Figure contents as structured data:

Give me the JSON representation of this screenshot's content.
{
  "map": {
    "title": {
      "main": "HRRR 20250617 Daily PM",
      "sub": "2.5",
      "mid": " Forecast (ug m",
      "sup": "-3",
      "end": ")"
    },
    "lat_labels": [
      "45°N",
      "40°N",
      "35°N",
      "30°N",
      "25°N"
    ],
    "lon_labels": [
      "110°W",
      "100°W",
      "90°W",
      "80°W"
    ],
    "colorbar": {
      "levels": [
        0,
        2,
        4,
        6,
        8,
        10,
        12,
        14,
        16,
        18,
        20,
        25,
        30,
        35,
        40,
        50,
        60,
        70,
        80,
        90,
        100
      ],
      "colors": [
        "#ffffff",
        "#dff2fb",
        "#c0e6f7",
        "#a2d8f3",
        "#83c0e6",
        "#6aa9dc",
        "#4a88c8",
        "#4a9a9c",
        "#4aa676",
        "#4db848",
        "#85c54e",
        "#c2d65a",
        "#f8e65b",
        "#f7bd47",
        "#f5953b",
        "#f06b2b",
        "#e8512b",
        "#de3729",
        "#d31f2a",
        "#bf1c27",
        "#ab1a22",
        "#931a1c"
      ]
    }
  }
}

#### THE PROBLEM:
Transcribe every line of the data, exactly as it stands.

#### COMPLETED EXERCISE:
Give me the JSON representation of this screenshot's content.
{
  "map": {
    "title": {
      "main": "HRRR 20250617 Daily PM",
      "sub": "2.5",
      "mid": " Forecast (ug m",
      "sup": "-3",
      "end": ")"
    },
    "lat_labels": [
      "45°N",
      "40°N",
      "35°N",
      "30°N",
      "25°N"
    ],
    "lon_labels": [
      "110°W",
      "100°W",
      "90°W",
      "80°W"
    ],
    "colorbar": {
      "levels": [
        0,
        2,
        4,
        6,
        8,
        10,
        12,
        14,
        16,
        18,
        20,
        25,
        30,
        35,
        40,
        50,
        60,
        70,
        80,
        90,
        100
      ],
      "colors": [
        "#ffffff",
        "#dff2fb",
        "#c0e6f7",
        "#a2d8f3",
        "#83c0e6",
        "#6aa9dc",
        "#4a88c8",
        "#4a9a9c",
        "#4aa676",
        "#4db848",
        "#85c54e",
        "#c2d65a",
        "#f8e65b",
        "#f7bd47",
        "#f5953b",
        "#f06b2b",
        "#e8512b",
        "#de3729",
        "#d31f2a",
        "#bf1c27",
        "#ab1a22",
        "#931a1c"
      ]
    }
  }
}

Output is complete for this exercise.